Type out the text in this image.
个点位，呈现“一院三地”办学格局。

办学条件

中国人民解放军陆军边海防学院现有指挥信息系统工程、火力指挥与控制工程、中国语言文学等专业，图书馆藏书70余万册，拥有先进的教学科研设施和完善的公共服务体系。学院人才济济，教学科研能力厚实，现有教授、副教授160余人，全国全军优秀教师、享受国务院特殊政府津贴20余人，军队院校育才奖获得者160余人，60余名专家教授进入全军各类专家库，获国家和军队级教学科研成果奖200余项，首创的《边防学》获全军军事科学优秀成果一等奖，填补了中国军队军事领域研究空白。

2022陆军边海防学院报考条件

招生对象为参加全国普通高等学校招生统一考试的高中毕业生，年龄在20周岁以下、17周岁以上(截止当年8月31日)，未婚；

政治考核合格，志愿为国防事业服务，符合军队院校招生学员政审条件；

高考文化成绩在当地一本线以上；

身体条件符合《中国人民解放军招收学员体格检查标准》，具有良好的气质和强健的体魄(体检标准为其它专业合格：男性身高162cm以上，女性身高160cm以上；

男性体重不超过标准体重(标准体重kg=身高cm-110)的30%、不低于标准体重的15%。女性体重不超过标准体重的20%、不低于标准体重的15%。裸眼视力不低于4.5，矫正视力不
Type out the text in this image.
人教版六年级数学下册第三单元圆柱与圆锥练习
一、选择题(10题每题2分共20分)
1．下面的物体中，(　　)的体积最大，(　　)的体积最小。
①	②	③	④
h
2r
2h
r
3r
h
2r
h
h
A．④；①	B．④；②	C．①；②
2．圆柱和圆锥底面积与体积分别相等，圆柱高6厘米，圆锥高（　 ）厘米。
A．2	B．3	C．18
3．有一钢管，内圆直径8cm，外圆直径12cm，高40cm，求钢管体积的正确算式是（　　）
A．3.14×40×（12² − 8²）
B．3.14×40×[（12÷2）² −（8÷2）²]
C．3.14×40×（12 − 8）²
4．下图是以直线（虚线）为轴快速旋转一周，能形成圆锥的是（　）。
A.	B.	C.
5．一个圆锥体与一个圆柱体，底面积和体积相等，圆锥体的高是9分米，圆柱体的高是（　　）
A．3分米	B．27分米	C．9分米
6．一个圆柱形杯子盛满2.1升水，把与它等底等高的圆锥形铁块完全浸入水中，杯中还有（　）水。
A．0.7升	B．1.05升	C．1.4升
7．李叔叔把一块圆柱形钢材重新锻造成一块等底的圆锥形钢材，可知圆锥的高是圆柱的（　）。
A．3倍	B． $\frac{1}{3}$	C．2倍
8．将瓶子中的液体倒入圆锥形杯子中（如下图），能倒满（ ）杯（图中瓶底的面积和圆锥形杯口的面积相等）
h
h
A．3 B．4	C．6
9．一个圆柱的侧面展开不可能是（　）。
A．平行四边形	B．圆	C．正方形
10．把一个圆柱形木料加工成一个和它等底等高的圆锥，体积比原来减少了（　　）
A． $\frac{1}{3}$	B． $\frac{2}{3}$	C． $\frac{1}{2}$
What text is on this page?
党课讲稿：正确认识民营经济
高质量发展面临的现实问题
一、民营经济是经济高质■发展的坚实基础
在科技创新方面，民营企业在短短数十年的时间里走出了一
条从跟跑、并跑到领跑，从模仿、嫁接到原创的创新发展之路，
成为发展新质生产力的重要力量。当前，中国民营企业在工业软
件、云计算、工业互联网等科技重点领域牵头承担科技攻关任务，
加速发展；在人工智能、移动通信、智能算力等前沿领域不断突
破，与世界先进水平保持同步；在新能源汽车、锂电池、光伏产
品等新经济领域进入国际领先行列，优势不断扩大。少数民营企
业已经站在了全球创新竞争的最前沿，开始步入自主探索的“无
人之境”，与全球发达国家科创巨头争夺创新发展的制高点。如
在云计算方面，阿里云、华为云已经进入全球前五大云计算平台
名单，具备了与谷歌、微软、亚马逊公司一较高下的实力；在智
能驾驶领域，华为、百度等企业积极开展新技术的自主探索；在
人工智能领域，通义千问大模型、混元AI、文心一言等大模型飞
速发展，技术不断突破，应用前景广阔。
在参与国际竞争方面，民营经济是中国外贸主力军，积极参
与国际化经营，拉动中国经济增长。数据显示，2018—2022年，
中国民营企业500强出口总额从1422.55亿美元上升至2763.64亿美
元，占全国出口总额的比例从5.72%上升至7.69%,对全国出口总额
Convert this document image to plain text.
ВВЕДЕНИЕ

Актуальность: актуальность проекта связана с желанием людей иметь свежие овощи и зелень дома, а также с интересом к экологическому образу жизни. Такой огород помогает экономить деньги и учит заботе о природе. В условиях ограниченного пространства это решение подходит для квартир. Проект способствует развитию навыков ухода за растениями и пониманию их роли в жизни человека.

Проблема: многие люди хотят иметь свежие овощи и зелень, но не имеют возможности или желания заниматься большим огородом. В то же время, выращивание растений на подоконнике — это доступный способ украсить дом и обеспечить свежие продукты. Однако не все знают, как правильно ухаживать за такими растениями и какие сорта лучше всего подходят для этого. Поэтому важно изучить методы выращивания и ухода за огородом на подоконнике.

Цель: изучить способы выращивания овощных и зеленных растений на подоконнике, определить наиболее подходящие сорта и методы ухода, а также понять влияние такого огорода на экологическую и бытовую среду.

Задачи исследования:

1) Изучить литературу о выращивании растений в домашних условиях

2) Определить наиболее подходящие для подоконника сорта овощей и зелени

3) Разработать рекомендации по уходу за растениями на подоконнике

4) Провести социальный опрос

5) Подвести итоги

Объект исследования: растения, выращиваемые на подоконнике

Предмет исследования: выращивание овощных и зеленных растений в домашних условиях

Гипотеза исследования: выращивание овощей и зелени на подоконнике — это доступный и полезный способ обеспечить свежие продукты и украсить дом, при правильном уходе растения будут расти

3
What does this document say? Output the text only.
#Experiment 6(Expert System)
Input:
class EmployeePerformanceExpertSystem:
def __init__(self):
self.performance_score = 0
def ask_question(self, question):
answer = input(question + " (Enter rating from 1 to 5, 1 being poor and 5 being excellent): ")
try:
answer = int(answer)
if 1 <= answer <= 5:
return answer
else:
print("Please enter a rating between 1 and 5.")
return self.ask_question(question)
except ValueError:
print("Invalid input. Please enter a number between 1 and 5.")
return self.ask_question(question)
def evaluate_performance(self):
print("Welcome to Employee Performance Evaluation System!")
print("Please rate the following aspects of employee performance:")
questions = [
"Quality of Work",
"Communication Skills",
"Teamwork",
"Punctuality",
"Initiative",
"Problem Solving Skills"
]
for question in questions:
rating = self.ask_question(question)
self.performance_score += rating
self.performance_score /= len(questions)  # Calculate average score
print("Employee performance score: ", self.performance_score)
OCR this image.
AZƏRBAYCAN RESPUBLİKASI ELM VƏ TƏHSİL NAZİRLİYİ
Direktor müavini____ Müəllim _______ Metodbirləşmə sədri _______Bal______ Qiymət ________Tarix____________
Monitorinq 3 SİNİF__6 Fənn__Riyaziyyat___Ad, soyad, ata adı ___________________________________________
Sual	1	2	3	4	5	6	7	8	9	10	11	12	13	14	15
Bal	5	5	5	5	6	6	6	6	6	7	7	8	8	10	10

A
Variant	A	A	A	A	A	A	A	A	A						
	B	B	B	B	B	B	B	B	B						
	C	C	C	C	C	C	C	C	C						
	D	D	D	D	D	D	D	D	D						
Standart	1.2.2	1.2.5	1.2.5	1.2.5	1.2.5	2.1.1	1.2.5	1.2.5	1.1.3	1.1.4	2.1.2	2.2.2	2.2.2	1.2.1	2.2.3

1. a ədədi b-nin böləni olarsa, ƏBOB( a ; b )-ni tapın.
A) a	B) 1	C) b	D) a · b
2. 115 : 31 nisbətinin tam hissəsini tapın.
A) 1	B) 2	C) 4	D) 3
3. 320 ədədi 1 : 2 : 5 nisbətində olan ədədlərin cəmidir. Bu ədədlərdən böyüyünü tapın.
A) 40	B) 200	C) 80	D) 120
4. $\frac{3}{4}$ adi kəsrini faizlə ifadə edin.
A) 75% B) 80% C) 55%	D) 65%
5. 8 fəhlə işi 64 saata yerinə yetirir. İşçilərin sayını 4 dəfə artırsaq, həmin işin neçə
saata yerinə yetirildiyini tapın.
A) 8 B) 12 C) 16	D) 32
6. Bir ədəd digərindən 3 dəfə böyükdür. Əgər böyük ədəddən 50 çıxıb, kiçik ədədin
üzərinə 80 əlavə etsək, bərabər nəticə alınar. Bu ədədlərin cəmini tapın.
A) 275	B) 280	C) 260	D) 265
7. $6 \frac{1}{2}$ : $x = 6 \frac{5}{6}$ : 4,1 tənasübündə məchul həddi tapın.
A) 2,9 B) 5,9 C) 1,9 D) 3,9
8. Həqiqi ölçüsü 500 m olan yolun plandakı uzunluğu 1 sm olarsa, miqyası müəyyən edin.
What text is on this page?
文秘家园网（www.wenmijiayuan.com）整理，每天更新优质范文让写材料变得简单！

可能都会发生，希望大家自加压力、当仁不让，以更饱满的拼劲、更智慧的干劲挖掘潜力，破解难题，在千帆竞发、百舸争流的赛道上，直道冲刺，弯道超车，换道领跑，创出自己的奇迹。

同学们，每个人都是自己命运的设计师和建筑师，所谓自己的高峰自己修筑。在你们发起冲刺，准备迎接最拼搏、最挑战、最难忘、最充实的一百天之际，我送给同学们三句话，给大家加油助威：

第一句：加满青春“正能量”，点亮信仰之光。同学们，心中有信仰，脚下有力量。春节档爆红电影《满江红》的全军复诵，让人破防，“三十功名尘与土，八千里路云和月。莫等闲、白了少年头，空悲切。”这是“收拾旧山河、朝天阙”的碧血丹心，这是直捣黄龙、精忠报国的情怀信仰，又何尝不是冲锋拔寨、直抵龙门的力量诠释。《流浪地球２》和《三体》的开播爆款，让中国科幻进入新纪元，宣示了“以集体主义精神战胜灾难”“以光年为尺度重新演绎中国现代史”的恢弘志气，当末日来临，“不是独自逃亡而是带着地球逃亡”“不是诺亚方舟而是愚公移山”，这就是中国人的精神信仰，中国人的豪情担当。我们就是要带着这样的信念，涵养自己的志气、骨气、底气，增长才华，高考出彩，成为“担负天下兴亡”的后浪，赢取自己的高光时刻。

- - - - - - -

# The problem
Using the records above, gather all lines where the string "edin" is present.

# Solution
4. $\frac{3}{4}$ adi kəsrini faizlə ifadə edin.
8. Həqiqi ölçüsü 500 m olan yolun plandakı uzunluğu 1 sm olarsa, miqyası müəyyən edin.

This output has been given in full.